**Records from a collection of figures:**
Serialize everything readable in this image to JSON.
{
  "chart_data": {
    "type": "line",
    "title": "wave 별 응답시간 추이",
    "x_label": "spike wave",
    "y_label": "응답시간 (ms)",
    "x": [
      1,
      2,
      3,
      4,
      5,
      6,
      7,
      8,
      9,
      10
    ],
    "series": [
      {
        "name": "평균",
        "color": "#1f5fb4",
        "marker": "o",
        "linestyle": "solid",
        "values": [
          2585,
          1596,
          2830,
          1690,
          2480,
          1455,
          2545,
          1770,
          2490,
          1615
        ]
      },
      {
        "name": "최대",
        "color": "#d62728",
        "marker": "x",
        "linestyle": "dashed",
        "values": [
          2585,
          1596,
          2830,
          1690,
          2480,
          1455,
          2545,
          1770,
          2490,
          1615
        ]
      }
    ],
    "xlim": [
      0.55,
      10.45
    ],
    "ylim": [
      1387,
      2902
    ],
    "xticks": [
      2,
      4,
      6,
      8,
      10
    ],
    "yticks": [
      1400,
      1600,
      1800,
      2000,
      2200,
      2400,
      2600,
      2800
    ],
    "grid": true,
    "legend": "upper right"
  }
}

**GOAL:** Only lines with the word "wave" should be collected from the material.

**SOLUTION BELOW:**
    "title": "wave 별 응답시간 추이",
    "x_label": "spike wave",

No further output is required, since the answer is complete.